:: Exercise goal ::
Take every line from the material that has the word "яблоки" in it.

====

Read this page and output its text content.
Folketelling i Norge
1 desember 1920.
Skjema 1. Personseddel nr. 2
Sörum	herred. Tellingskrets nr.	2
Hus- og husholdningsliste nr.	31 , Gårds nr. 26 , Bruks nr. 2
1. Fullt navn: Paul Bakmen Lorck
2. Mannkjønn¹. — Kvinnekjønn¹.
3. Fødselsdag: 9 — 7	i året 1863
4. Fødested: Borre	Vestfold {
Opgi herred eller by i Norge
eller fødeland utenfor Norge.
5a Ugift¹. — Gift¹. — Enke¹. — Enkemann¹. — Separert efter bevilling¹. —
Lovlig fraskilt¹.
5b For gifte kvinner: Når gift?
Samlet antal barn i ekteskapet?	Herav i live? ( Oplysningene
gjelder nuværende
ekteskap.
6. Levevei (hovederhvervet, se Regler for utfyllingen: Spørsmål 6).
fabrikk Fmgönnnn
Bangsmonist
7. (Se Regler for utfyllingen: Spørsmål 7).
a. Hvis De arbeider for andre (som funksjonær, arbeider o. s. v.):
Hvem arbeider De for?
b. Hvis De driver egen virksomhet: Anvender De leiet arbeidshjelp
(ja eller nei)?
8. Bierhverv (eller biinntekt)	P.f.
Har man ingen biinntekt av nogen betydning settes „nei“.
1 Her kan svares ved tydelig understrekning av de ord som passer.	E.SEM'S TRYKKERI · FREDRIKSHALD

====

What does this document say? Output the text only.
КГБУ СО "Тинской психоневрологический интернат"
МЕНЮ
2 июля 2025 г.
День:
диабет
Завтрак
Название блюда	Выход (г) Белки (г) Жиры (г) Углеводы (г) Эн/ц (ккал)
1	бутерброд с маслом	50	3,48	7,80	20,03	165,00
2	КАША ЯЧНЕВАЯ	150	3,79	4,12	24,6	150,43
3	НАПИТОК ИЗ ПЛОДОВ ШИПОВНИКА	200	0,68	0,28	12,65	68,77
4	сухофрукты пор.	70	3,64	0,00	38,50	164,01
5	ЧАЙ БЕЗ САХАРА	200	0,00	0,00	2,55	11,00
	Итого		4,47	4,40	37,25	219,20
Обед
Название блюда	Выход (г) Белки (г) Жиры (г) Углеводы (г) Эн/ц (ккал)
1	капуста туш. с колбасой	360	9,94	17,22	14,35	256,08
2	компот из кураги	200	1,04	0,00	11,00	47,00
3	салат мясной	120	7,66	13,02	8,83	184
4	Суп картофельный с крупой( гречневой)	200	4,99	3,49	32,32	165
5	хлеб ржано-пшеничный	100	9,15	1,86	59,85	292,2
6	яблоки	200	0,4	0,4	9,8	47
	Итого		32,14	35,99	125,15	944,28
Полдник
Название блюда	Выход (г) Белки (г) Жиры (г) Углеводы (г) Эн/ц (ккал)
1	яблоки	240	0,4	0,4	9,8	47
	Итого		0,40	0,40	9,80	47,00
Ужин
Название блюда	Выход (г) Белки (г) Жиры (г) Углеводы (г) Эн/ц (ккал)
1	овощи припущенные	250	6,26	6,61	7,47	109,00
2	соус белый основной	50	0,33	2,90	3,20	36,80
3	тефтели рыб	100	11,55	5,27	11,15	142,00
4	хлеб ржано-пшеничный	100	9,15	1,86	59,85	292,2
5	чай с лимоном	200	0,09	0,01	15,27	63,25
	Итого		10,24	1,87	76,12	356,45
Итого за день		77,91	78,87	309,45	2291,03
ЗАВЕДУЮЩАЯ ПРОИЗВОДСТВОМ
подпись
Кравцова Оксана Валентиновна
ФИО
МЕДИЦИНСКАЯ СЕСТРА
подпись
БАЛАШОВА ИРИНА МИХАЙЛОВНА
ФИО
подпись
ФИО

====

:: Result of this exercise ::
6	яблоки	200	0,4	0,4	9,8	47
1	яблоки	240	0,4	0,4	9,8	47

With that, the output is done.